## REQUEST 1
In the article on charismatic adults, who coined the term "charismatic adult"?

## DOCUMENT
::::::::
In The Minds of Our Children

Dr. Sam Goldstein

The late Dr. Julius Segal coined the term charismatic adult to describe adults from whom a child gathers strength. Segal defined the role of a charismatic adult further to note that this person is someone a child identifies with.

The child knows that the adult holds a special place in his heart and mind for them. Segal’s ideas are supported by several studies of adults with childhood histories of risk, including those of abuse, neglect and school failure. One of the most important phenomena these individuals cite as helping them overcome life’s adversities was having at least one adult in their lives that generally cared about and loved them. There was at least one adult who was an advocate for them, especially in difficult times. This phenomenon is also true for children who do not face significant risk and adversity. Just last week while traveling on an airplane, I struck up a conversation with the middle-aged woman sitting next to me. As we talked about her work and mine she was particularly intrigued by the idea of a charismatic adult. She commented that her maternal grandfather was such an individual for her. Even years after he passed away, when she faces difficult times or has an important decision to make she thinks about what her grandfather would advise or tell her to do and tries to follow that guidance.

The foundation of these types of relationships is a strong bond or connection between a child and adult. But the importance of connections between all human beings extends far beyond just this type of relationship. The need to belong, feel accepted and part of a group is likely one of the most powerful human drives, evolving over hundreds of thousands of years in our species. Further, the extent to which some individuals will take their behavior or actions to belong can be surprising and at times disturbing.

In a recent study, Elizabeth Allen and Mary Madden of the University of Maine completed a survey of hazing in high schools, discovering nearly 50% of youth report being hazed. Hazing included silly stunts and drinking games with 8% of these youth drinking to the point of getting sick or passing out. In addition, these researchers found that hazing activities had become increasingly more sexually charged. Students endure the hazing because it serves as a gateway or entry pass allowing them to connect to and associate with a particular group of individuals. Hazing is not bullying. Bullying is behavior exhibited by one individual towards another with a desire to hurt, harm and exclude. Hazing, on the other hand, while it may hurt or harm is designed as a “rite of passage”, to include not exclude. Not surprisingly, Allen and Madden’s research finds the highest rates of hazing among high school sports team members, bands and performing organizations.

 What happens to human beings, any species for that matter, when they are excluded and not allowed to connect with others? Infants who are not provided with a specific caretaker often fail to thrive and develop a condition identified many years ago as marasmus. At the University of Sydney, Australia, Lisa Zadro demonstrated that when people feel ostracized they report higher rates of depression, eating disorders, promiscuity and even attempted suicide. It also appears that long-term rejection can have disastrous consequences in the form of anger and aggression. It has been suspected that as many as four out of five school shooters may have suffered from prolonged peer rejection. Roy Baumeister and his colleagues at Florida State University have demonstrated the power and motivation of the need to belong. They found that when a person is rejected everything from empathy to intelligent thought suffers. They also found that in situations in which connections to others were limited some youth would go to extremes to be connected and belong. Others would withdraw, while still others would become angry and aggressive. Dr. Baumeister and his colleagues demonstrated that college students were more likely to be aggressive after they were told that a personality test indicated they would eventually spend their lives alone. As Baumeister and his colleagues pointed out, there appears to be an abandonment of self-regulation, self-discipline, values and even morals when people are rejected, leading a significant group towards anti-social and aggressive behavior.
::::::::
## PROVIDED DATA
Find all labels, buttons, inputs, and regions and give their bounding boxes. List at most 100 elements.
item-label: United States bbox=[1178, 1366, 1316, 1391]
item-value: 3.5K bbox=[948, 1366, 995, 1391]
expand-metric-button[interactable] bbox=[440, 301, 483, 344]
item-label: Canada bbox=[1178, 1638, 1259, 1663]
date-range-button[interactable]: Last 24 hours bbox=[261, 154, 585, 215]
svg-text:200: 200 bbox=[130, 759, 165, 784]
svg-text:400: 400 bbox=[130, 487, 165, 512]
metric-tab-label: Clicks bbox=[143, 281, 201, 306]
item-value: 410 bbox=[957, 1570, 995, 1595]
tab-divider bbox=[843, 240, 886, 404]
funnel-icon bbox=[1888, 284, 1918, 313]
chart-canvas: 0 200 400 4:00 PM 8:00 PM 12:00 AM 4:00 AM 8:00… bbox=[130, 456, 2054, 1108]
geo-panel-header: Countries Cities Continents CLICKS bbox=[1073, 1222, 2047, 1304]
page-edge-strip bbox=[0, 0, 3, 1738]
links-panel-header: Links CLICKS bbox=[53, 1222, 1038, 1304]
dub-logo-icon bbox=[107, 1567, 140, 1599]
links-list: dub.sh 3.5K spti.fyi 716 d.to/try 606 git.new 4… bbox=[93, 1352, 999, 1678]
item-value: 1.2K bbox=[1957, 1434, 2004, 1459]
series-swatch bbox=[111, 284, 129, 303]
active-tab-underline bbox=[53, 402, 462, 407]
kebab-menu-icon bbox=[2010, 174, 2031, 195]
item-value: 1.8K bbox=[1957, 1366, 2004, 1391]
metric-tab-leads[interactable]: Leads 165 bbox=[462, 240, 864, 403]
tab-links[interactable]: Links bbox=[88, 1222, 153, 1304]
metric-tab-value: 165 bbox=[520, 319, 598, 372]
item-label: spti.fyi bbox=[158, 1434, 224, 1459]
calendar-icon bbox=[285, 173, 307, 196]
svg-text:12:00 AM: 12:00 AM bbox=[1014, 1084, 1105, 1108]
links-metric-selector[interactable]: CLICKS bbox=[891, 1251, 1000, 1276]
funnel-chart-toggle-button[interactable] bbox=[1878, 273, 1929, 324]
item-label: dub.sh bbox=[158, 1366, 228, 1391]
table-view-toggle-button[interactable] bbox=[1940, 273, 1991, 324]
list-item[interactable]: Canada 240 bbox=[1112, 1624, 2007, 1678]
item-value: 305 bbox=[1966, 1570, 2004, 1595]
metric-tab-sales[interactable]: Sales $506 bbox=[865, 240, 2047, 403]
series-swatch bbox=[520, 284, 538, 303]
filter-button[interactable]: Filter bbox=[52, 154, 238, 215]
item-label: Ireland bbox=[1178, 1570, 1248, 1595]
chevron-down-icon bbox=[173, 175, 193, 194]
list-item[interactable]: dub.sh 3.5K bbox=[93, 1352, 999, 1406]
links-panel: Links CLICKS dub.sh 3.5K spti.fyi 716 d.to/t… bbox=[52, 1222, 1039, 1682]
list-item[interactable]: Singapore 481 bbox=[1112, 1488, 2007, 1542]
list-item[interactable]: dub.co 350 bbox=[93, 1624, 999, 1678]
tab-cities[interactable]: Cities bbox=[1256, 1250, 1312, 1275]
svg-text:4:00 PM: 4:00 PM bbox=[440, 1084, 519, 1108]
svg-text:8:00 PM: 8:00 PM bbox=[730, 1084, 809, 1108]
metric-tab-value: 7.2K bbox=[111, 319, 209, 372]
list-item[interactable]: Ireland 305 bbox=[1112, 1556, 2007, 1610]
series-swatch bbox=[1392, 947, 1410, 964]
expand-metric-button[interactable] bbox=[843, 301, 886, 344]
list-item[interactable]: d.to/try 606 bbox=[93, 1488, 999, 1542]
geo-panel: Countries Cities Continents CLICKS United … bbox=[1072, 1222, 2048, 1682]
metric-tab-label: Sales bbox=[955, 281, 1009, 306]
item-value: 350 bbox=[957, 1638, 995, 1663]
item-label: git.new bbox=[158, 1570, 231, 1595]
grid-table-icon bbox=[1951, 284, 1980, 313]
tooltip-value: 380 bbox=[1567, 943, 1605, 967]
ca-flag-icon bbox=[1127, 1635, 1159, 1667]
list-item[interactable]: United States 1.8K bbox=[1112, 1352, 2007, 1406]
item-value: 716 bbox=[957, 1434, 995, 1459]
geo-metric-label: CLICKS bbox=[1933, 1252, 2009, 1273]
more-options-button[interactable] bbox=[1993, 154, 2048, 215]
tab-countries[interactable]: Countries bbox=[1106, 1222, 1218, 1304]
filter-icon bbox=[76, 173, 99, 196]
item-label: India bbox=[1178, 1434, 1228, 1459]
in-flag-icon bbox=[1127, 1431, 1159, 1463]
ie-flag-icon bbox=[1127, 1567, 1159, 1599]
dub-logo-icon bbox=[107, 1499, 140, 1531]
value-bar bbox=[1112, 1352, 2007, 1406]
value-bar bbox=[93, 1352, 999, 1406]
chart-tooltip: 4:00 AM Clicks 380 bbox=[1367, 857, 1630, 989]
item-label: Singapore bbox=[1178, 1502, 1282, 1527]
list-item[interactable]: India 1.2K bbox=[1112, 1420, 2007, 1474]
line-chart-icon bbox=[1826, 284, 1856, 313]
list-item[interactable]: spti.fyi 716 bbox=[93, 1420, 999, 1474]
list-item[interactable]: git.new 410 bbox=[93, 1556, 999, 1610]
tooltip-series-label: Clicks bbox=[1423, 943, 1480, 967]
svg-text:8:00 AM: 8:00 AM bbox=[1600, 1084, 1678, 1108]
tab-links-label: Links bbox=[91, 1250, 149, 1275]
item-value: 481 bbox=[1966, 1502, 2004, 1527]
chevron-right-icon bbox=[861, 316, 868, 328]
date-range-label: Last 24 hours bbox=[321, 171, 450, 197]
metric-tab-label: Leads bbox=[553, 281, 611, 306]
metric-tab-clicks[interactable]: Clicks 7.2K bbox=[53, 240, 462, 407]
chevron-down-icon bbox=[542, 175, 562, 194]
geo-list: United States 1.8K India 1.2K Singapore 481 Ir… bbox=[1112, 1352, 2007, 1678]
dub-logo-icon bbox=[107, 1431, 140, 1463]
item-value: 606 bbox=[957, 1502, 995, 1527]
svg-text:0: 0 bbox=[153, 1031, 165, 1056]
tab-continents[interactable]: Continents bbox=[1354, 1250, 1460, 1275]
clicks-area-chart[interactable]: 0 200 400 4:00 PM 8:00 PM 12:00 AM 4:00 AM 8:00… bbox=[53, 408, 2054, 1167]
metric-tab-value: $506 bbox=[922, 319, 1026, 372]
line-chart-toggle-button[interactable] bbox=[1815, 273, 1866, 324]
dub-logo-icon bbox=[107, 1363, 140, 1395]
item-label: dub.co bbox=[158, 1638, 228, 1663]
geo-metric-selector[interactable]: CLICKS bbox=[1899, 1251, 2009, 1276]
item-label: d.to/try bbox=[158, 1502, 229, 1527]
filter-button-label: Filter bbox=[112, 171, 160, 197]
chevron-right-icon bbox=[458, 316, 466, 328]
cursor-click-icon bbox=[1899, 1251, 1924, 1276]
::::::::
## REQUEST 2
Rewrite the entries from their start up to and including the line with "metric-tab-leads[interactable]: Leads 165", changing "item-label" to "row-label" and leaving everything else unchanged.

## TASK RESULT 1
The late Dr. Julius Segal

## TASK RESULT 2
Find all labels, buttons, inputs, and regions and give their bounding boxes. List at most 100 elements.
row-label: United States bbox=[1178, 1366, 1316, 1391]
item-value: 3.5K bbox=[948, 1366, 995, 1391]
expand-metric-button[interactable] bbox=[440, 301, 483, 344]
row-label: Canada bbox=[1178, 1638, 1259, 1663]
date-range-button[interactable]: Last 24 hours bbox=[261, 154, 585, 215]
svg-text:200: 200 bbox=[130, 759, 165, 784]
svg-text:400: 400 bbox=[130, 487, 165, 512]
metric-tab-label: Clicks bbox=[143, 281, 201, 306]
item-value: 410 bbox=[957, 1570, 995, 1595]
tab-divider bbox=[843, 240, 886, 404]
funnel-icon bbox=[1888, 284, 1918, 313]
chart-canvas: 0 200 400 4:00 PM 8:00 PM 12:00 AM 4:00 AM 8:00… bbox=[130, 456, 2054, 1108]
geo-panel-header: Countries Cities Continents CLICKS bbox=[1073, 1222, 2047, 1304]
page-edge-strip bbox=[0, 0, 3, 1738]
links-panel-header: Links CLICKS bbox=[53, 1222, 1038, 1304]
dub-logo-icon bbox=[107, 1567, 140, 1599]
links-list: dub.sh 3.5K spti.fyi 716 d.to/try 606 git.new 4… bbox=[93, 1352, 999, 1678]
item-value: 1.2K bbox=[1957, 1434, 2004, 1459]
series-swatch bbox=[111, 284, 129, 303]
active-tab-underline bbox=[53, 402, 462, 407]
kebab-menu-icon bbox=[2010, 174, 2031, 195]
item-value: 1.8K bbox=[1957, 1366, 2004, 1391]
metric-tab-leads[interactable]: Leads 165 bbox=[462, 240, 864, 403]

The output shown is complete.